Requirement. The records below should be written out again, exactly.
- - -
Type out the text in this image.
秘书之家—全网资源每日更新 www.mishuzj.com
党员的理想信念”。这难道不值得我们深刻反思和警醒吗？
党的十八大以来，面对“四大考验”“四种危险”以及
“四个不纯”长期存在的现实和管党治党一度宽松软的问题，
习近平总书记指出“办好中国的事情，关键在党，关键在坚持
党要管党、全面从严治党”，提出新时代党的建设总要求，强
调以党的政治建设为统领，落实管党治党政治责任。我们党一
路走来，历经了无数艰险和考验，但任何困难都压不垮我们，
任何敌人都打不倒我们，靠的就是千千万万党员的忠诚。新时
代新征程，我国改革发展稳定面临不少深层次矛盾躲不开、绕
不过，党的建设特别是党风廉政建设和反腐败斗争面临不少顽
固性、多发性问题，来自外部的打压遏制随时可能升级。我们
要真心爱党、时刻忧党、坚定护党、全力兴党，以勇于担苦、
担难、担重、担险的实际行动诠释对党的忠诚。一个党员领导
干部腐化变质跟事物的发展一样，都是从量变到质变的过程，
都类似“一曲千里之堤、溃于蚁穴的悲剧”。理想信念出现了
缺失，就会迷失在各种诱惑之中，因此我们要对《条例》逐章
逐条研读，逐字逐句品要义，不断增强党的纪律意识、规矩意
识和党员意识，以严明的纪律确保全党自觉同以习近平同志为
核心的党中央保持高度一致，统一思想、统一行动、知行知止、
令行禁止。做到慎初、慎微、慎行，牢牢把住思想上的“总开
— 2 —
- - -
Result of the exercise.
Type out the text in this image.
秘书之家—全网资源每日更新 www.mishuzj.com
党员的理想信念”。这难道不值得我们深刻反思和警醒吗？
党的十八大以来，面对“四大考验”“四种危险”以及
“四个不纯”长期存在的现实和管党治党一度宽松软的问题，
习近平总书记指出“办好中国的事情，关键在党，关键在坚持
党要管党、全面从严治党”，提出新时代党的建设总要求，强
调以党的政治建设为统领，落实管党治党政治责任。我们党一
路走来，历经了无数艰险和考验，但任何困难都压不垮我们，
任何敌人都打不倒我们，靠的就是千千万万党员的忠诚。新时
代新征程，我国改革发展稳定面临不少深层次矛盾躲不开、绕
不过，党的建设特别是党风廉政建设和反腐败斗争面临不少顽
固性、多发性问题，来自外部的打压遏制随时可能升级。我们
要真心爱党、时刻忧党、坚定护党、全力兴党，以勇于担苦、
担难、担重、担险的实际行动诠释对党的忠诚。一个党员领导
干部腐化变质跟事物的发展一样，都是从量变到质变的过程，
都类似“一曲千里之堤、溃于蚁穴的悲剧”。理想信念出现了
缺失，就会迷失在各种诱惑之中，因此我们要对《条例》逐章
逐条研读，逐字逐句品要义，不断增强党的纪律意识、规矩意
识和党员意识，以严明的纪律确保全党自觉同以习近平同志为
核心的党中央保持高度一致，统一思想、统一行动、知行知止、
令行禁止。做到慎初、慎微、慎行，牢牢把住思想上的“总开
— 2 —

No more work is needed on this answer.